What the task asks » Pick out and copy every line below that has the word "tips".

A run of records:
>>>>>
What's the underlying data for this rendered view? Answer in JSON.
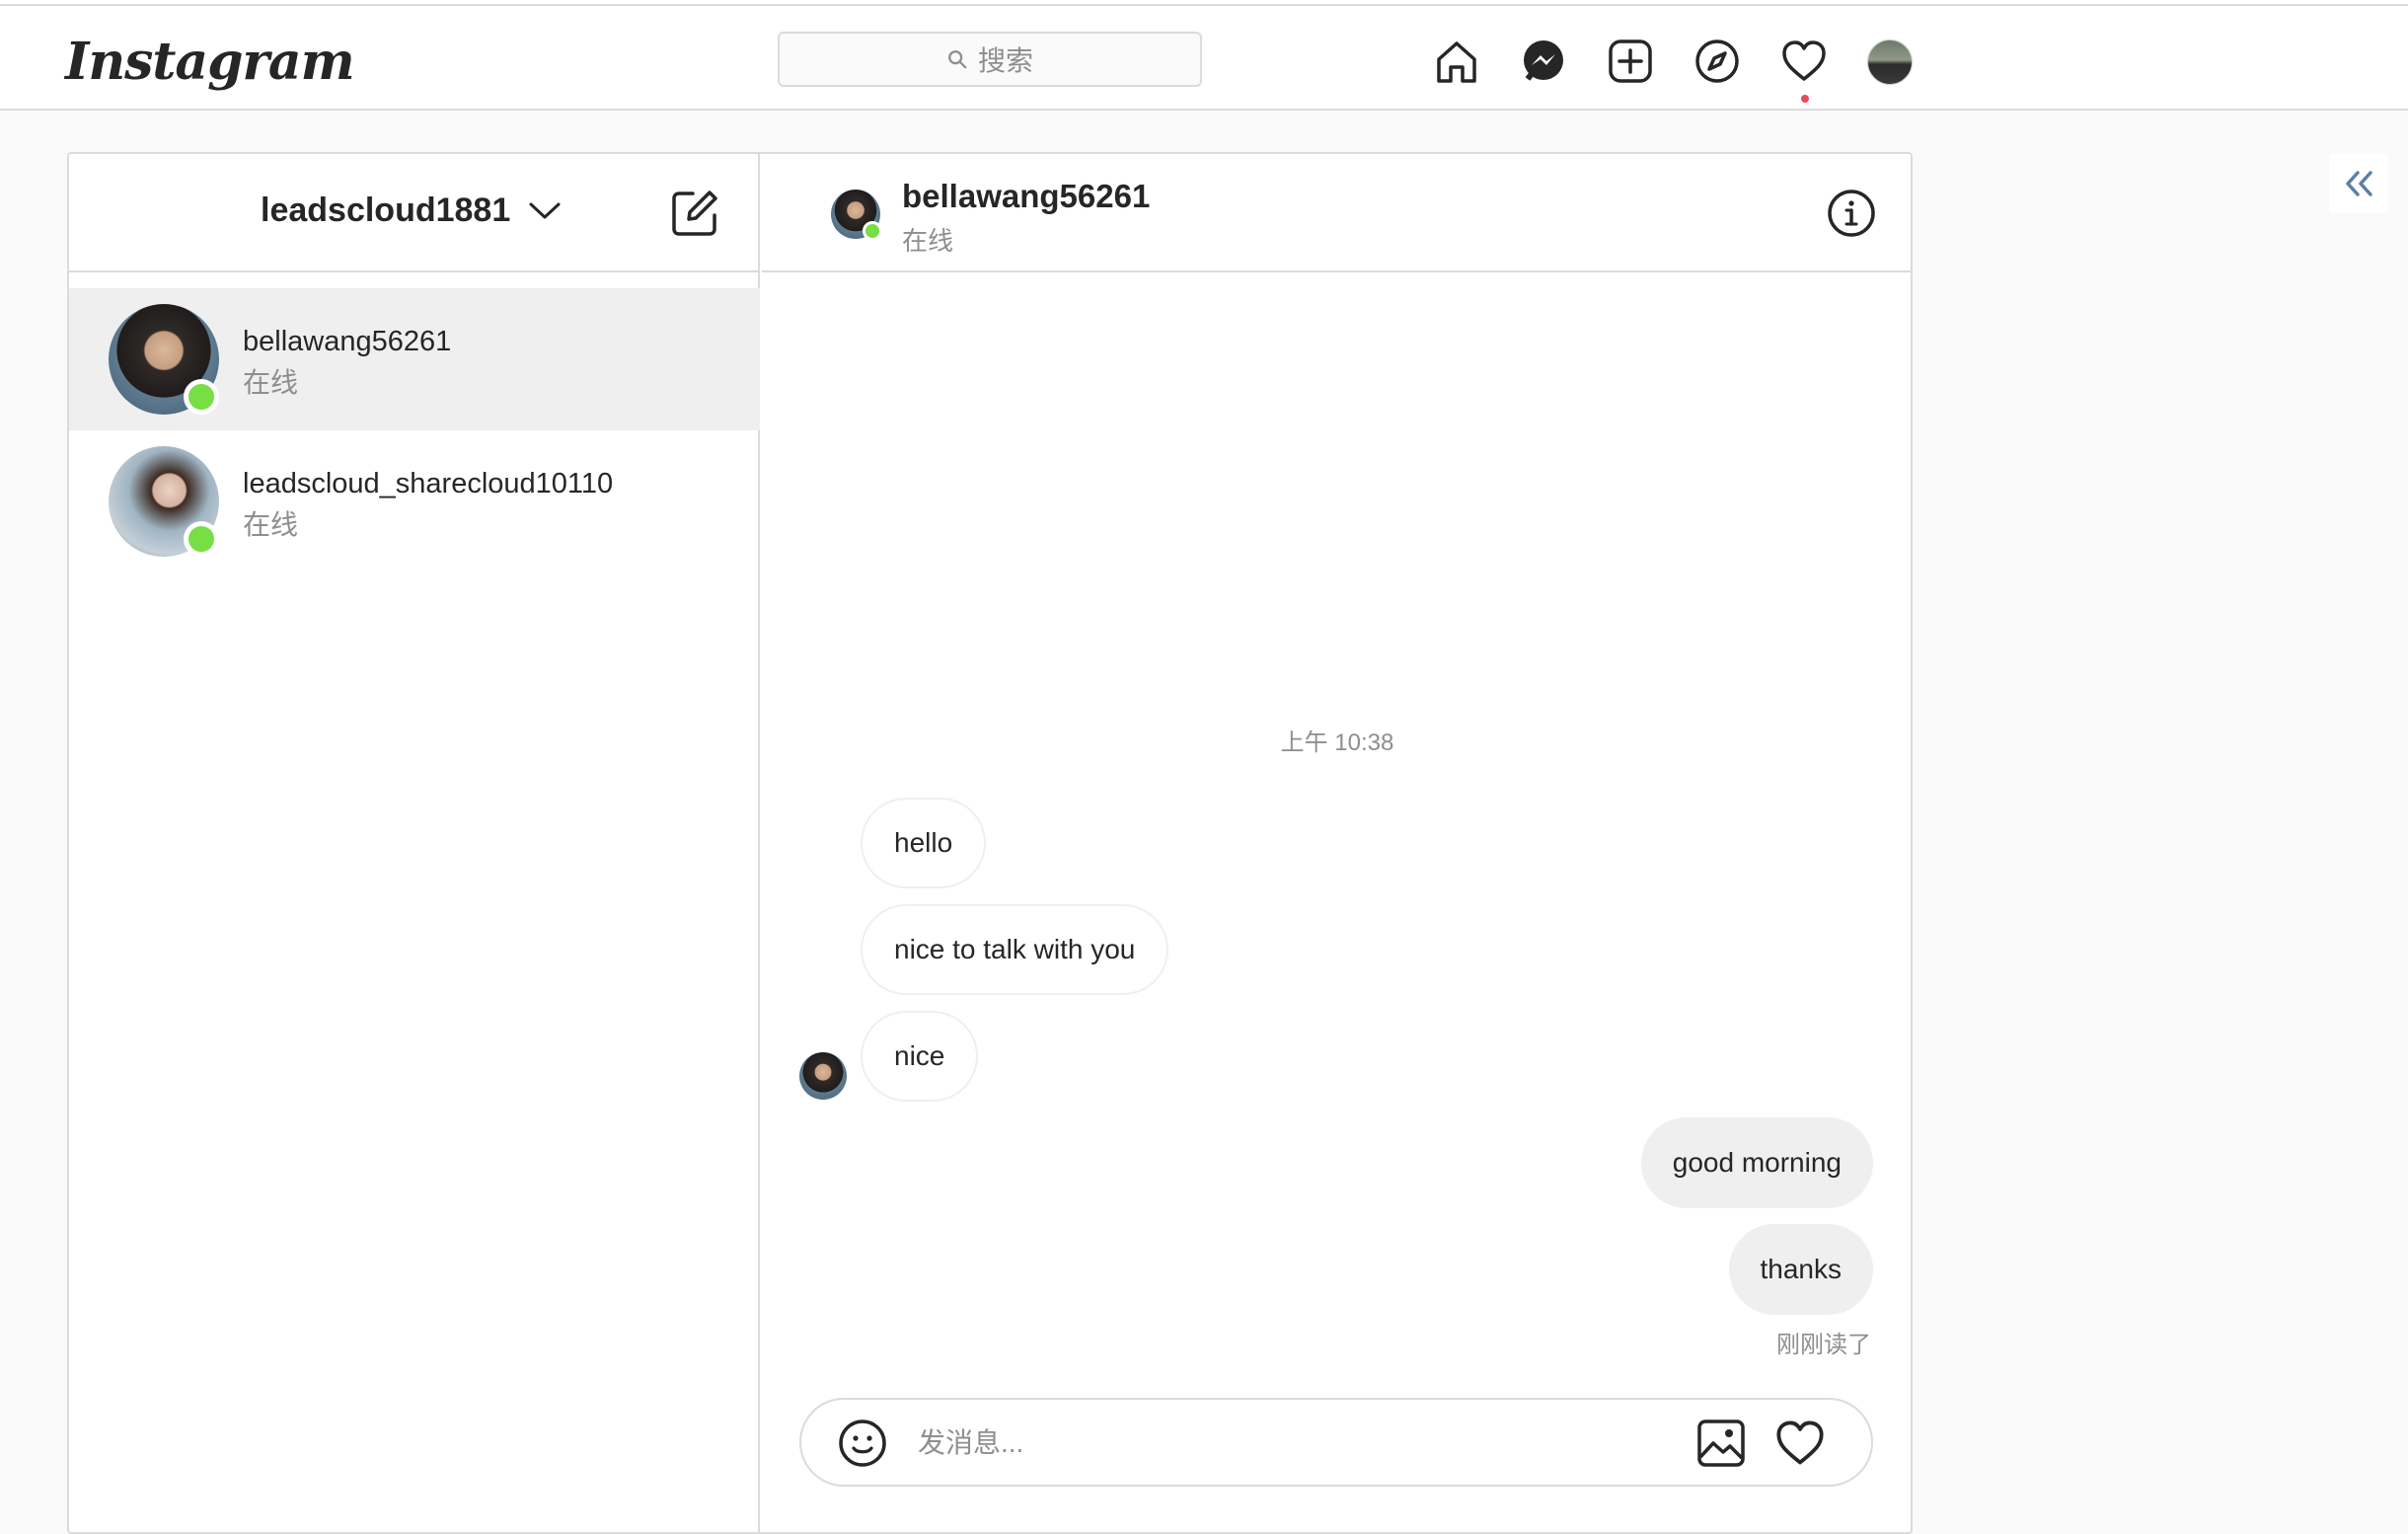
{
  "nav": {
    "logo": "Instagram",
    "search_placeholder": "搜索",
    "icons": [
      "home-icon",
      "messenger-icon",
      "new-post-icon",
      "explore-icon",
      "activity-heart-icon",
      "profile-avatar"
    ],
    "notification_color": "#ed4956"
  },
  "sidebar": {
    "account_name": "leadscloud1881",
    "threads": [
      {
        "name": "bellawang56261",
        "status": "在线",
        "active": true
      },
      {
        "name": "leadscloud_sharecloud10110",
        "status": "在线",
        "active": false
      }
    ]
  },
  "chat": {
    "name": "bellawang56261",
    "status": "在线",
    "timestamp": "上午 10:38",
    "messages": [
      {
        "text": "hello",
        "direction": "in"
      },
      {
        "text": "nice to talk with you",
        "direction": "in"
      },
      {
        "text": "nice",
        "direction": "in"
      },
      {
        "text": "good morning",
        "direction": "out"
      },
      {
        "text": "thanks",
        "direction": "out"
      }
    ],
    "read_receipt": "刚刚读了",
    "composer_placeholder": "发消息..."
  },
  "colors": {
    "online": "#78de45",
    "border": "#dbdbdb",
    "muted_text": "#8e8e8e"
  }
}
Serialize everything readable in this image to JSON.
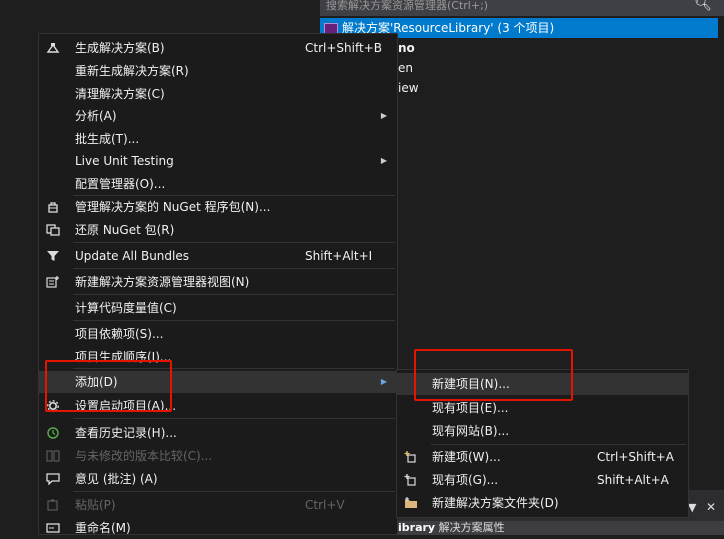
{
  "solution_explorer": {
    "search_placeholder": "搜索解决方案资源管理器(Ctrl+;)",
    "root_label": "解决方案'ResourceLibrary' (3 个项目)",
    "items": [
      "no",
      "en",
      "iew"
    ],
    "bottom_project": "ibrary",
    "bottom_label": "解决方案属性"
  },
  "context_menu": {
    "items": [
      {
        "label": "生成解决方案(B)",
        "shortcut": "Ctrl+Shift+B",
        "icon": "build-icon"
      },
      {
        "label": "重新生成解决方案(R)"
      },
      {
        "label": "清理解决方案(C)"
      },
      {
        "label": "分析(A)",
        "submenu": true
      },
      {
        "label": "批生成(T)..."
      },
      {
        "label": "Live Unit Testing",
        "submenu": true
      },
      {
        "label": "配置管理器(O)..."
      },
      {
        "label": "管理解决方案的 NuGet 程序包(N)...",
        "icon": "nuget-icon"
      },
      {
        "label": "还原 NuGet 包(R)",
        "icon": "restore-icon"
      },
      {
        "label": "Update All Bundles",
        "shortcut": "Shift+Alt+I",
        "icon": "filter-icon"
      },
      {
        "label": "新建解决方案资源管理器视图(N)",
        "icon": "new-view-icon"
      },
      {
        "label": "计算代码度量值(C)"
      },
      {
        "label": "项目依赖项(S)..."
      },
      {
        "label": "项目生成顺序(I)..."
      },
      {
        "label": "添加(D)",
        "submenu": true
      },
      {
        "label": "设置启动项目(A)...",
        "icon": "gear-icon"
      },
      {
        "label": "查看历史记录(H)...",
        "icon": "history-icon"
      },
      {
        "label": "与未修改的版本比较(C)...",
        "disabled": true,
        "icon": "compare-icon"
      },
      {
        "label": "意见 (批注) (A)",
        "icon": "comment-icon"
      },
      {
        "label": "粘贴(P)",
        "shortcut": "Ctrl+V",
        "disabled": true,
        "icon": "paste-icon"
      },
      {
        "label": "重命名(M)",
        "icon": "rename-icon"
      }
    ]
  },
  "add_submenu": {
    "items": [
      {
        "label": "新建项目(N)..."
      },
      {
        "label": "现有项目(E)..."
      },
      {
        "label": "现有网站(B)..."
      },
      {
        "label": "新建项(W)...",
        "shortcut": "Ctrl+Shift+A",
        "icon": "new-item-icon"
      },
      {
        "label": "现有项(G)...",
        "shortcut": "Shift+Alt+A",
        "icon": "existing-item-icon"
      },
      {
        "label": "新建解决方案文件夹(D)",
        "icon": "new-folder-icon"
      }
    ]
  },
  "colors": {
    "accent": "#007acc",
    "menu_bg": "#1b1b1c",
    "highlight_bg": "#333334",
    "annotation": "#e51400"
  }
}
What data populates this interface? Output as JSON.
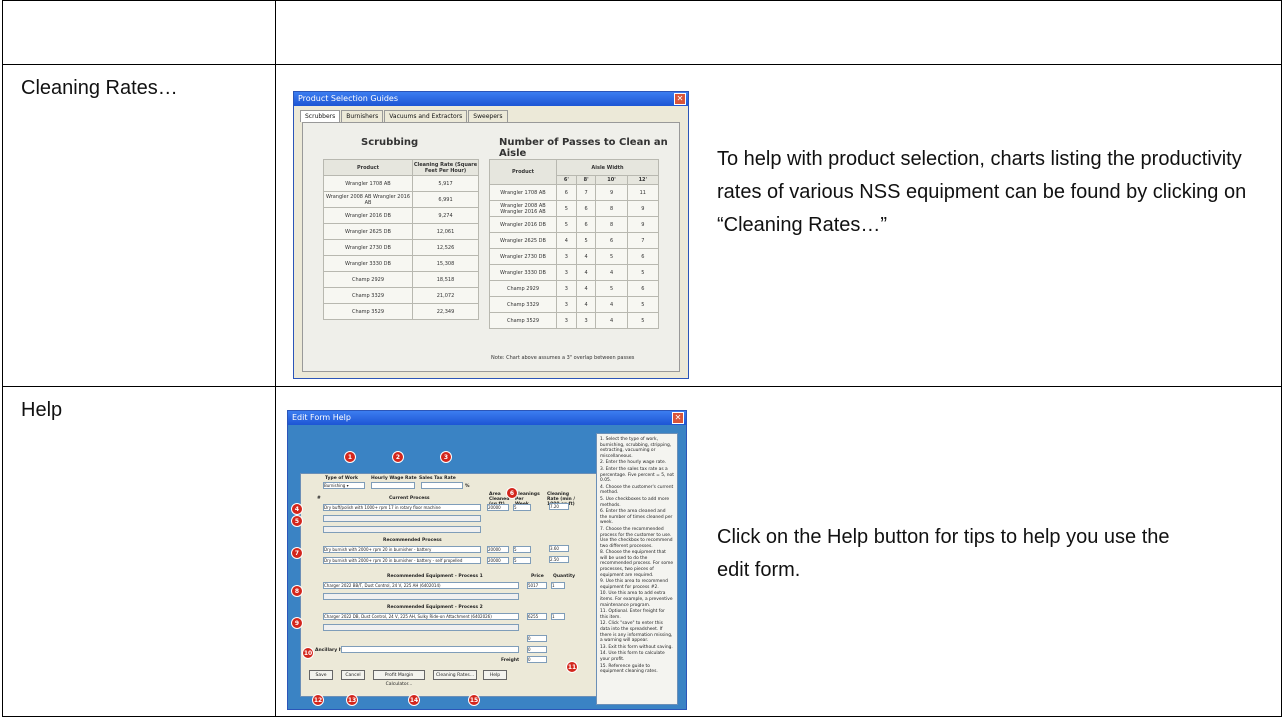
{
  "rows": [
    {
      "label": "",
      "description": ""
    },
    {
      "label": "Cleaning Rates…",
      "description": "To help with product selection, charts listing the productivity rates of various NSS equipment can be found by clicking on “Cleaning Rates…”"
    },
    {
      "label": "Help",
      "description": "Click on the Help button for tips to help you use the edit form."
    }
  ],
  "guide": {
    "title": "Product Selection Guides",
    "tabs": [
      "Scrubbers",
      "Burnishers",
      "Vacuums and Extractors",
      "Sweepers"
    ],
    "active_tab": "Scrubbers",
    "left_heading": "Scrubbing",
    "right_heading": "Number of Passes to Clean an Aisle",
    "left_headers": [
      "Product",
      "Cleaning Rate (Square Feet Per Hour)"
    ],
    "right_headers": [
      "Product",
      "Aisle Width"
    ],
    "widths": [
      "6'",
      "8'",
      "10'",
      "12'"
    ],
    "left_rows": [
      [
        "Wrangler 1708 AB",
        "5,917"
      ],
      [
        "Wrangler 2008 AB Wrangler 2016 AB",
        "6,991"
      ],
      [
        "Wrangler 2016 DB",
        "9,274"
      ],
      [
        "Wrangler 2625 DB",
        "12,061"
      ],
      [
        "Wrangler 2730 DB",
        "12,526"
      ],
      [
        "Wrangler 3330 DB",
        "15,308"
      ],
      [
        "Champ 2929",
        "18,518"
      ],
      [
        "Champ 3329",
        "21,072"
      ],
      [
        "Champ 3529",
        "22,349"
      ]
    ],
    "right_rows": [
      [
        "Wrangler 1708 AB",
        "6",
        "7",
        "9",
        "11"
      ],
      [
        "Wrangler 2008 AB Wrangler 2016 AB",
        "5",
        "6",
        "8",
        "9"
      ],
      [
        "Wrangler 2016 DB",
        "5",
        "6",
        "8",
        "9"
      ],
      [
        "Wrangler 2625 DB",
        "4",
        "5",
        "6",
        "7"
      ],
      [
        "Wrangler 2730 DB",
        "3",
        "4",
        "5",
        "6"
      ],
      [
        "Wrangler 3330 DB",
        "3",
        "4",
        "4",
        "5"
      ],
      [
        "Champ 2929",
        "3",
        "4",
        "5",
        "6"
      ],
      [
        "Champ 3329",
        "3",
        "4",
        "4",
        "5"
      ],
      [
        "Champ 3529",
        "3",
        "3",
        "4",
        "5"
      ]
    ],
    "note": "Note: Chart above assumes a 3\" overlap between passes"
  },
  "help": {
    "title": "Edit Form Help",
    "labels": {
      "type_of_work": "Type of Work",
      "hourly_wage": "Hourly Wage Rate",
      "sales_tax": "Sales Tax Rate",
      "type_value": "Burnishing",
      "wage_value": "12",
      "pct": "%",
      "hash": "#",
      "current_process": "Current Process",
      "area_cleaned": "Area Cleaned (sq ft)",
      "cleanings": "Cleanings Per Week",
      "cleaning_rate": "Cleaning Rate (min / 1000 sq ft)",
      "recommended_process": "Recommended Process",
      "rec_equip_1": "Recommended Equipment - Process 1",
      "rec_equip_2": "Recommended Equipment - Process 2",
      "price": "Price",
      "quantity": "Quantity",
      "ancillary": "Ancillary Item(s)",
      "freight": "Freight"
    },
    "current_row": "Dry buff/polish with 1000+ rpm 17 in rotary floor machine",
    "rec_row1": "Dry burnish with 2000+ rpm 20 in burnisher - battery",
    "rec_row2": "Dry burnish with 2000+ rpm 20 in burnisher - battery - self propelled",
    "equip1": "Charger 2022 BB/T, Dust Control, 24 V, 225 AH (6402014)",
    "equip2": "Charger 2022 DB, Dust Control, 24 V, 225 AH, Sulky Ride-on Attachment (6402026)",
    "area1": "20000",
    "cleanings1": "5",
    "rate1": "7.20",
    "area_r1": "20000",
    "cleanings_r1": "5",
    "rate_r1": "3.60",
    "area_r2": "20000",
    "cleanings_r2": "5",
    "rate_r2": "2.50",
    "price1": "5017",
    "qty1": "1",
    "price2": "6255",
    "qty2": "1",
    "zero": "0",
    "freight_value": "0",
    "buttons": [
      "Save",
      "Cancel",
      "Profit Margin Calculator...",
      "Cleaning Rates...",
      "Help"
    ],
    "tips": [
      "1. Select the type of work, burnishing, scrubbing, stripping, extracting, vacuuming or miscellaneous.",
      "2. Enter the hourly wage rate.",
      "3. Enter the sales tax rate as a percentage. Five percent = 5, not 0.05.",
      "4. Choose the customer's current method.",
      "5. Use checkboxes to add more methods.",
      "6. Enter the area cleaned and the number of times cleaned per week.",
      "7. Choose the recommended process for the customer to use. Use the checkbox to recommend two different processes.",
      "8. Choose the equipment that will be used to do the recommended process. For some processes, two pieces of equipment are required.",
      "9. Use this area to recommend equipment for process #2.",
      "10. Use this area to add extra items. For example, a preventive maintenance program.",
      "11. Optional. Enter freight for this item.",
      "12. Click \"save\" to enter this data into the spreadsheet. If there is any information missing, a warning will appear.",
      "13. Exit this form without saving.",
      "14. Use this form to calculate your profit.",
      "15. Reference guide to equipment cleaning rates."
    ],
    "badges": [
      "1",
      "2",
      "3",
      "4",
      "5",
      "6",
      "7",
      "8",
      "9",
      "10",
      "11",
      "12",
      "13",
      "14",
      "15"
    ]
  }
}
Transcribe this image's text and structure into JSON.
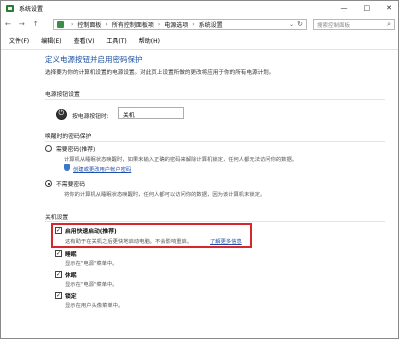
{
  "window": {
    "title": "系统设置",
    "controls": [
      "—",
      "□",
      "✕"
    ]
  },
  "address_bar": {
    "crumbs": [
      "控制面板",
      "所有控制面板项",
      "电源选项",
      "系统设置"
    ],
    "search_placeholder": "搜索控制面板"
  },
  "menu": [
    "文件(F)",
    "编辑(E)",
    "查看(V)",
    "工具(T)",
    "帮助(H)"
  ],
  "main": {
    "title": "定义电源按钮并启用密码保护",
    "subtitle": "选择要为你的计算机设置的电源设置。对此页上设置所做的更改将应用于你的所有电源计划。"
  },
  "power_button_settings": {
    "heading": "电源按钮设置",
    "label": "按电源按钮时:",
    "value": "关机"
  },
  "wake_password": {
    "heading": "唤醒时的密码保护",
    "options": [
      {
        "label": "需要密码(推荐)",
        "selected": false,
        "desc_lines": [
          "计算机从睡眠状态唤醒时，如果未输入正确的密码来解除计算机锁定，任何人都无法访问你的数据。"
        ],
        "link": "创建或更改用户帐户密码"
      },
      {
        "label": "不需要密码",
        "selected": true,
        "desc_lines": [
          "将你的计算机从睡眠状态唤醒时，任何人都可以访问你的数据，因为该计算机未锁定。"
        ]
      }
    ]
  },
  "shutdown_settings": {
    "heading": "关机设置",
    "items": [
      {
        "label": "启用快速启动(推荐)",
        "checked": true,
        "desc": "这有助于在关机之后更快地启动电脑。不会影响重启。",
        "link": "了解更多信息"
      },
      {
        "label": "睡眠",
        "checked": true,
        "desc": "显示在\"电源\"菜单中。"
      },
      {
        "label": "休眠",
        "checked": true,
        "desc": "显示在\"电源\"菜单中。"
      },
      {
        "label": "锁定",
        "checked": true,
        "desc": "显示在用户头像菜单中。"
      }
    ]
  }
}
<<<<<
Output of the exercise »
      "description": "Click on the Help button for tips to help you use the edit form."
    "tips": [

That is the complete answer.